— START OF The input —

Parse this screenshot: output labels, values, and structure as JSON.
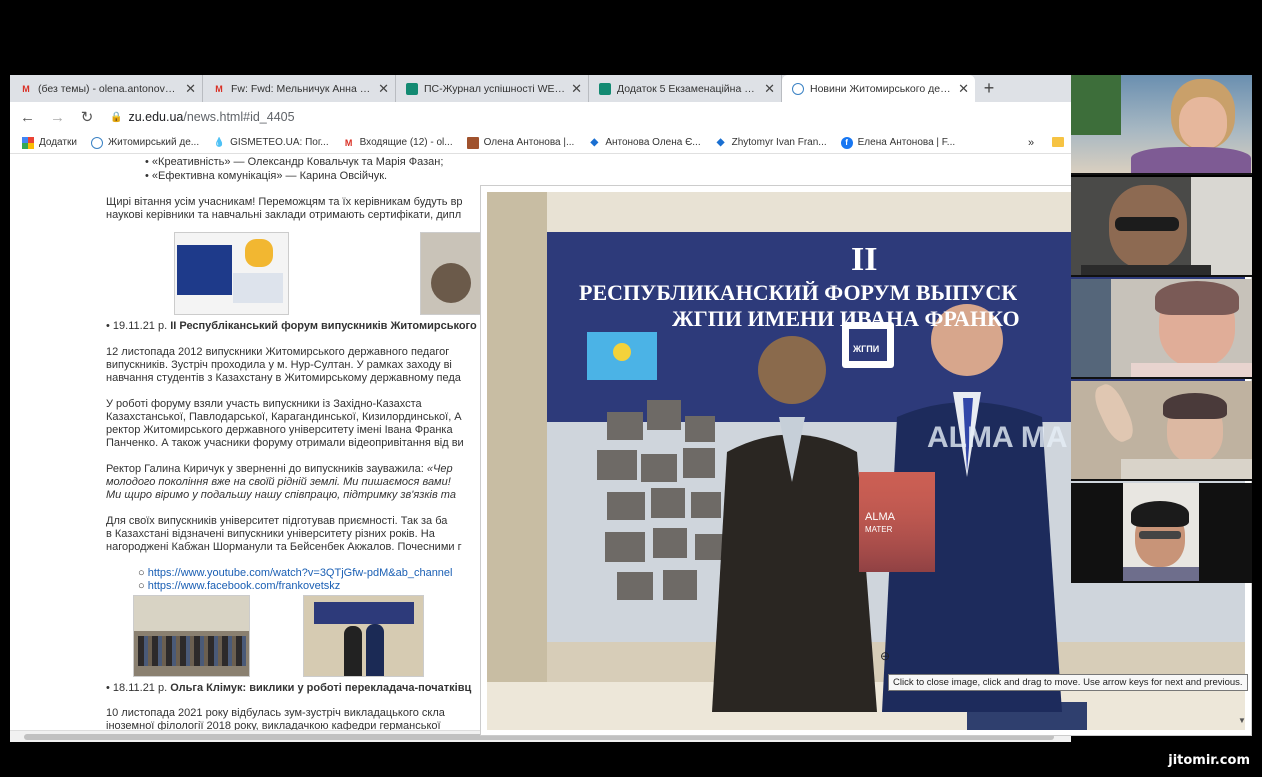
{
  "tabs": [
    {
      "icon": "gmail-icon",
      "title": "(без темы) - olena.antonova2015@...",
      "active": false
    },
    {
      "icon": "gmail-icon",
      "title": "Fw: Fwd: Мельничук Анна - olena...",
      "active": false
    },
    {
      "icon": "sheet-icon",
      "title": "ПС-Журнал успішності WEB v.3...",
      "active": false
    },
    {
      "icon": "sheet-icon",
      "title": "Додаток 5 Екзаменаційна відомість",
      "active": false
    },
    {
      "icon": "globe-icon",
      "title": "Новини Житомирського держав...",
      "active": true
    }
  ],
  "address": {
    "domain": "zu.edu.ua",
    "path": "/news.html#id_4405"
  },
  "bookmarks": [
    {
      "icon": "apps-icon",
      "label": "Додатки"
    },
    {
      "icon": "globe-icon",
      "label": "Житомирський де..."
    },
    {
      "icon": "drop-icon",
      "label": "GISMETEO.UA: Пог..."
    },
    {
      "icon": "gmail-icon",
      "label": "Входящие (12) - ol..."
    },
    {
      "icon": "book-icon",
      "label": "Олена Антонова |..."
    },
    {
      "icon": "ms-icon",
      "label": "Антонова Олена Є..."
    },
    {
      "icon": "ms-icon",
      "label": "Zhytomyr Ivan Fran..."
    },
    {
      "icon": "facebook-icon",
      "label": "Елена Антонова | F..."
    }
  ],
  "bookmarks_more": "»",
  "article": {
    "li1": "«Креативність» — Олександр Ковальчук та Марія Фазан;",
    "li2": "«Ефективна комунікація» — Карина Овсійчук.",
    "congrats1": "Щирі вітання усім учасникам! Переможцям та їх керівникам будуть вр",
    "congrats2": "наукові керівники та навчальні заклади отримають сертифікати, дипл",
    "news1_date": "19.11.21 р.",
    "news1_title": "ІІ Республіканський форум випускників Житомирського",
    "p1": "12 листопада 2012 випускники Житомирського державного педагог",
    "p2": "випускників. Зустріч проходила у м. Нур-Султан. У рамках заходу ві",
    "p3": "навчання студентів з Казахстану в Житомирському державному педа",
    "p4": "У роботі форуму взяли участь випускники із Західно-Казахста",
    "p5": "Казахстанської, Павлодарської, Карагандинської, Кизилординської, А",
    "p6": "ректор Житомирського державного університету імені Івана Франка",
    "p7": "Панченко. А також учасники форуму отримали відеопривітання від ви",
    "p8": "Ректор Галина Киричук у зверненні до випускників зауважила:",
    "p8i": "«Чер",
    "p9": "молодого покоління вже на своїй рідній землі. Ми пишаємося вами!",
    "p10": "Ми щиро віримо у подальшу нашу співпрацю, підтримку зв'язків та",
    "p11": "Для своїх випускників університет підготував приємності. Так за ба",
    "p12": "в Казахстані відзначені випускники університету різних років. На",
    "p13": "нагороджені Кабжан Шорманули та Бейсенбек Акжалов. Почесними г",
    "link1": "https://www.youtube.com/watch?v=3QTjGfw-pdM&ab_channel",
    "link2": "https://www.facebook.com/frankovetskz",
    "news2_date": "18.11.21 р.",
    "news2_title": "Ольга Клімук: виклики у роботі перекладача-початківц",
    "p14": "10 листопада 2021 року відбулась зум-зустріч викладацького скла",
    "p15": "іноземної філології 2018 року, викладачкою кафедри германської"
  },
  "photo": {
    "banner_line0": "II",
    "banner_line1": "РЕСПУБЛИКАНСКИЙ ФОРУМ ВЫПУСК",
    "banner_line2": "ЖГПИ ИМЕНИ ИВАНА ФРАНКО",
    "emblem": "ЖГПИ",
    "book_title1": "ALMA",
    "book_title2": "MATER",
    "backdrop_text": "ALMA MA"
  },
  "tooltip": "Click to close image, click and drag to move. Use arrow keys for next and previous.",
  "watermark": "jitomir.com",
  "colors": {
    "banner": "#2d3a7a",
    "banner_text": "#ffffff",
    "kz_flag": "#4bb3e6",
    "link": "#1a5fb4"
  }
}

— END OF The input —

_Exercise requirements_: Make an exact copy of the records above, with the pictures left out.

_Exercise solution_:
Parse this screenshot: output labels, values, and structure as JSON.
{
  "tabs": [
    {
      "icon": "gmail-icon",
      "title": "(без темы) - olena.antonova2015@...",
      "active": false
    },
    {
      "icon": "gmail-icon",
      "title": "Fw: Fwd: Мельничук Анна - olena...",
      "active": false
    },
    {
      "icon": "sheet-icon",
      "title": "ПС-Журнал успішності WEB v.3...",
      "active": false
    },
    {
      "icon": "sheet-icon",
      "title": "Додаток 5 Екзаменаційна відомість",
      "active": false
    },
    {
      "icon": "globe-icon",
      "title": "Новини Житомирського держав...",
      "active": true
    }
  ],
  "address": {
    "domain": "zu.edu.ua",
    "path": "/news.html#id_4405"
  },
  "bookmarks": [
    {
      "icon": "apps-icon",
      "label": "Додатки"
    },
    {
      "icon": "globe-icon",
      "label": "Житомирський де..."
    },
    {
      "icon": "drop-icon",
      "label": "GISMETEO.UA: Пог..."
    },
    {
      "icon": "gmail-icon",
      "label": "Входящие (12) - ol..."
    },
    {
      "icon": "book-icon",
      "label": "Олена Антонова |..."
    },
    {
      "icon": "ms-icon",
      "label": "Антонова Олена Є..."
    },
    {
      "icon": "ms-icon",
      "label": "Zhytomyr Ivan Fran..."
    },
    {
      "icon": "facebook-icon",
      "label": "Елена Антонова | F..."
    }
  ],
  "bookmarks_more": "»",
  "article": {
    "li1": "«Креативність» — Олександр Ковальчук та Марія Фазан;",
    "li2": "«Ефективна комунікація» — Карина Овсійчук.",
    "congrats1": "Щирі вітання усім учасникам! Переможцям та їх керівникам будуть вр",
    "congrats2": "наукові керівники та навчальні заклади отримають сертифікати, дипл",
    "news1_date": "19.11.21 р.",
    "news1_title": "ІІ Республіканський форум випускників Житомирського",
    "p1": "12 листопада 2012 випускники Житомирського державного педагог",
    "p2": "випускників. Зустріч проходила у м. Нур-Султан. У рамках заходу ві",
    "p3": "навчання студентів з Казахстану в Житомирському державному педа",
    "p4": "У роботі форуму взяли участь випускники із Західно-Казахста",
    "p5": "Казахстанської, Павлодарської, Карагандинської, Кизилординської, А",
    "p6": "ректор Житомирського державного університету імені Івана Франка",
    "p7": "Панченко. А також учасники форуму отримали відеопривітання від ви",
    "p8": "Ректор Галина Киричук у зверненні до випускників зауважила:",
    "p8i": "«Чер",
    "p9": "молодого покоління вже на своїй рідній землі. Ми пишаємося вами!",
    "p10": "Ми щиро віримо у подальшу нашу співпрацю, підтримку зв'язків та",
    "p11": "Для своїх випускників університет підготував приємності. Так за ба",
    "p12": "в Казахстані відзначені випускники університету різних років. На",
    "p13": "нагороджені Кабжан Шорманули та Бейсенбек Акжалов. Почесними г",
    "link1": "https://www.youtube.com/watch?v=3QTjGfw-pdM&ab_channel",
    "link2": "https://www.facebook.com/frankovetskz",
    "news2_date": "18.11.21 р.",
    "news2_title": "Ольга Клімук: виклики у роботі перекладача-початківц",
    "p14": "10 листопада 2021 року відбулась зум-зустріч викладацького скла",
    "p15": "іноземної філології 2018 року, викладачкою кафедри германської"
  },
  "photo": {
    "banner_line0": "II",
    "banner_line1": "РЕСПУБЛИКАНСКИЙ ФОРУМ ВЫПУСК",
    "banner_line2": "ЖГПИ ИМЕНИ ИВАНА ФРАНКО",
    "emblem": "ЖГПИ",
    "book_title1": "ALMA",
    "book_title2": "MATER",
    "backdrop_text": "ALMA MA"
  },
  "tooltip": "Click to close image, click and drag to move. Use arrow keys for next and previous.",
  "watermark": "jitomir.com",
  "colors": {
    "banner": "#2d3a7a",
    "banner_text": "#ffffff",
    "kz_flag": "#4bb3e6",
    "link": "#1a5fb4"
  }
}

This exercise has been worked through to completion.